#### [Written task]
Using the data beneath, show every line that includes the word "scaling".

Items from a figure collection:

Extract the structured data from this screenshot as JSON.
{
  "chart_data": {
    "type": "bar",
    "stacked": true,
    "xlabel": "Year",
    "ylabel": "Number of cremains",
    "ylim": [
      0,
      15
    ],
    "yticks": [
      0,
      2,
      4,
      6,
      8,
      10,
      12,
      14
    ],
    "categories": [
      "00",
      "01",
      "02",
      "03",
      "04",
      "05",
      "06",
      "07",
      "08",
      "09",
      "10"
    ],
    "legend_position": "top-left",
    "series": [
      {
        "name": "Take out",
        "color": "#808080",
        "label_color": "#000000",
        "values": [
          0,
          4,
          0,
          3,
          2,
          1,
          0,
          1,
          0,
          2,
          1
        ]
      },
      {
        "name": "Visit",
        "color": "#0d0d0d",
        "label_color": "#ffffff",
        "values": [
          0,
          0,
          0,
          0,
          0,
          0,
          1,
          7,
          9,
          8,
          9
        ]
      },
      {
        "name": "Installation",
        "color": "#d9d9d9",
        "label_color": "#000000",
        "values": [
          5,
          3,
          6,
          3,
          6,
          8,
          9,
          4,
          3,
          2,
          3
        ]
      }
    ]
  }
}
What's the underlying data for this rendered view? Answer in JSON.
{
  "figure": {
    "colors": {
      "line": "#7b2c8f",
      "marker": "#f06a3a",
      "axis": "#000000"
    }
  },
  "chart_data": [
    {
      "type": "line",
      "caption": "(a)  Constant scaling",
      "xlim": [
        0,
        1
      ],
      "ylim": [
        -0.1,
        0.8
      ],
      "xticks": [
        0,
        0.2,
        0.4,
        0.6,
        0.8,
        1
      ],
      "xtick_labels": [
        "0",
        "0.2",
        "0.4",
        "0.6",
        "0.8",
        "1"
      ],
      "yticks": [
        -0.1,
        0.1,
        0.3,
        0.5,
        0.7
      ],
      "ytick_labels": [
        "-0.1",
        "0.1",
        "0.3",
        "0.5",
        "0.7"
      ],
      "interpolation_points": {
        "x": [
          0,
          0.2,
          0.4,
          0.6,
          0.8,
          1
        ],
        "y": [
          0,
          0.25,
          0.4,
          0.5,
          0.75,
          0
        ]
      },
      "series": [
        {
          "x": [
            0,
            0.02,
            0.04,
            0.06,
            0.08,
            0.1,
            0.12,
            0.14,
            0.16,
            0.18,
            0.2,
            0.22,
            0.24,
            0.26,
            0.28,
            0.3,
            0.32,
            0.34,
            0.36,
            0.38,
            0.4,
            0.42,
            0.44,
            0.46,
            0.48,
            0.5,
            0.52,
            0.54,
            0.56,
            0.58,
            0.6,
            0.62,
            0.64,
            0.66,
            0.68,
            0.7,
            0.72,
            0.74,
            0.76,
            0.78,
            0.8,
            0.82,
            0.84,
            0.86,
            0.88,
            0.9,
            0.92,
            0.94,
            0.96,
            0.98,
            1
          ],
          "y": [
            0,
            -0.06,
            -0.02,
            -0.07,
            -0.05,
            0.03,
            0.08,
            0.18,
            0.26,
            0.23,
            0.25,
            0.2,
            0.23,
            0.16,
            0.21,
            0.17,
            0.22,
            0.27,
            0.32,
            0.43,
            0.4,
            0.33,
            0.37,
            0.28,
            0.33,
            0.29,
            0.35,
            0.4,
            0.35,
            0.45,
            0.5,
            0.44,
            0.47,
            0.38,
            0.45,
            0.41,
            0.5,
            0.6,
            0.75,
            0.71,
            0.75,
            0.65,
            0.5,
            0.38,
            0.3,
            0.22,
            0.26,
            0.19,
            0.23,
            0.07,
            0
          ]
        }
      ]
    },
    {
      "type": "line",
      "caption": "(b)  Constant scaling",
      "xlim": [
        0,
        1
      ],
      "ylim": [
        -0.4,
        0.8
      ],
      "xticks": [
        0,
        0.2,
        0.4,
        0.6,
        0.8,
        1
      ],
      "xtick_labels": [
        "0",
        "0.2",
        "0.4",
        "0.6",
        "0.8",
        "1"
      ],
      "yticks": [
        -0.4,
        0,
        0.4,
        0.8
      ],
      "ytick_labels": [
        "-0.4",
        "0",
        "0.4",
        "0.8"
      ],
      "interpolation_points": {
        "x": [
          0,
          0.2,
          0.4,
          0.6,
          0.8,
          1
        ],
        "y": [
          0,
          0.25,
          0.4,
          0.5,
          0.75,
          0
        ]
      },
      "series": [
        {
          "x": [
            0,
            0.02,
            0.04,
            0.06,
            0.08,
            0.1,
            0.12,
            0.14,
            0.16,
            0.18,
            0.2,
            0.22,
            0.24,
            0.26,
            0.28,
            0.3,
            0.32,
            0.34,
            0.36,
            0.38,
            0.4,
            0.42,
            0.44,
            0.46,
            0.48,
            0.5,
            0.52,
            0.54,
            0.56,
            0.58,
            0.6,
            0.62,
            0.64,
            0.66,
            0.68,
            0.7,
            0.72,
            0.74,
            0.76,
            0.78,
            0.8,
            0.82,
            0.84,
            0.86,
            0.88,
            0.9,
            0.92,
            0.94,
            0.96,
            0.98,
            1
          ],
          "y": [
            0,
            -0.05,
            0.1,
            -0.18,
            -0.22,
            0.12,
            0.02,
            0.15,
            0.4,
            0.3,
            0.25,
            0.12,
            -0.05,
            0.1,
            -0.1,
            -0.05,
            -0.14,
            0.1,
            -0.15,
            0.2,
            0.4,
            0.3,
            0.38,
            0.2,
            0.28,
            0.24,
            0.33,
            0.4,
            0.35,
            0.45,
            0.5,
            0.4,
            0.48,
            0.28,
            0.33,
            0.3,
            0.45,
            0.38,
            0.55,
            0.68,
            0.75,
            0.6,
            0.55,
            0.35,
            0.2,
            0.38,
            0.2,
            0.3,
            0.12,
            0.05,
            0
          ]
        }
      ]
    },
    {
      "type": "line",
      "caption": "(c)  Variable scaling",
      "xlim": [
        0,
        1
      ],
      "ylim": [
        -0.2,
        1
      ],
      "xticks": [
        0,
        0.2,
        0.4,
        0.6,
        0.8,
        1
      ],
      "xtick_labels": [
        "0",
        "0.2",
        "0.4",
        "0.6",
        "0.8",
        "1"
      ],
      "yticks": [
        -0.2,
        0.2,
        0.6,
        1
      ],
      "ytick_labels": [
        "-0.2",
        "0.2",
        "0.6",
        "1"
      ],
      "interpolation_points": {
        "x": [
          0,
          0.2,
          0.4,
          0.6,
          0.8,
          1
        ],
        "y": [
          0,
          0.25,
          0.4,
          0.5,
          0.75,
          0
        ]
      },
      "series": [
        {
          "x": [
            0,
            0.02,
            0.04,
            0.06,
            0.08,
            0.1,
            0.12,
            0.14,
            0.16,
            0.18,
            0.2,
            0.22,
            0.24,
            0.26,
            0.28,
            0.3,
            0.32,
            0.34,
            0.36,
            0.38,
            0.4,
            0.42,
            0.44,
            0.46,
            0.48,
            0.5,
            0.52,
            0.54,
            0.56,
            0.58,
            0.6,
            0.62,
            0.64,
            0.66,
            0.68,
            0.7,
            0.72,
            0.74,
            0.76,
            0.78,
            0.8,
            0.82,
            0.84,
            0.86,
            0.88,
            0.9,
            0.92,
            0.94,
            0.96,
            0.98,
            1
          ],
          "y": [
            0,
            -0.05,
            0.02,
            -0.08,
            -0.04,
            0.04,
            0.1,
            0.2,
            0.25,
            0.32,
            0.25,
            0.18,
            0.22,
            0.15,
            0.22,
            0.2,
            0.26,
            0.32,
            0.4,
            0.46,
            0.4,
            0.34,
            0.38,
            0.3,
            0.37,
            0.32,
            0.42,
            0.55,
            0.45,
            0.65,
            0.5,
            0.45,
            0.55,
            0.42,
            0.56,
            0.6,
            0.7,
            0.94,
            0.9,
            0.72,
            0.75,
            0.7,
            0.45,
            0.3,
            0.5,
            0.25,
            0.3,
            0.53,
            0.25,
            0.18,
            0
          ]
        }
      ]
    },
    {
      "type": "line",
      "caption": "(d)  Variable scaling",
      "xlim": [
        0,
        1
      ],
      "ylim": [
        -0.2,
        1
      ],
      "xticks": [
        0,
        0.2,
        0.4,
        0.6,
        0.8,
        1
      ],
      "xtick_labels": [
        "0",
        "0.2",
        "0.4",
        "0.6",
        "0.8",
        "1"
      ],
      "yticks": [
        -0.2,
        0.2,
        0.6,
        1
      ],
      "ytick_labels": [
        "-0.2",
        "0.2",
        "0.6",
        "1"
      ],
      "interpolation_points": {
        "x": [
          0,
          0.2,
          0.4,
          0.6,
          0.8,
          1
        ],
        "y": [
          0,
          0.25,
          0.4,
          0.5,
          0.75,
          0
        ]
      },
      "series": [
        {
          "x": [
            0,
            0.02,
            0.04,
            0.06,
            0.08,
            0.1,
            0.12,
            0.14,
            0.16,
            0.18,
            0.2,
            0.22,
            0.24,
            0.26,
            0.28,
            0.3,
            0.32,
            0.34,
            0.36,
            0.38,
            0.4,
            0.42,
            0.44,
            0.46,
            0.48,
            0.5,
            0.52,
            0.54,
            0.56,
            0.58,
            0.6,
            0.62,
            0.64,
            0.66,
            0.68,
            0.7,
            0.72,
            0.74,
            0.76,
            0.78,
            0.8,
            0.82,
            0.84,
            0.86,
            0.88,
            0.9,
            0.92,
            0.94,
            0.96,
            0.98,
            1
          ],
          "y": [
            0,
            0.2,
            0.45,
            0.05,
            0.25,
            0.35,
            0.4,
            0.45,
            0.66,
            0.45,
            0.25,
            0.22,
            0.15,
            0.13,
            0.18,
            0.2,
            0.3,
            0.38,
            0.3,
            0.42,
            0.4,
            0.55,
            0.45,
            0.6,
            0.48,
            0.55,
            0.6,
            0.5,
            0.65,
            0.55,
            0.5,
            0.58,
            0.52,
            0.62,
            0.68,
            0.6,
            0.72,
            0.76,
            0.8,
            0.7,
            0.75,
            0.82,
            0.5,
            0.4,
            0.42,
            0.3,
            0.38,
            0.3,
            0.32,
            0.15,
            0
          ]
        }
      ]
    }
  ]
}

#### [Correct result]
      "caption": "(a)  Constant scaling",
      "caption": "(b)  Constant scaling",
      "caption": "(c)  Variable scaling",
      "caption": "(d)  Variable scaling",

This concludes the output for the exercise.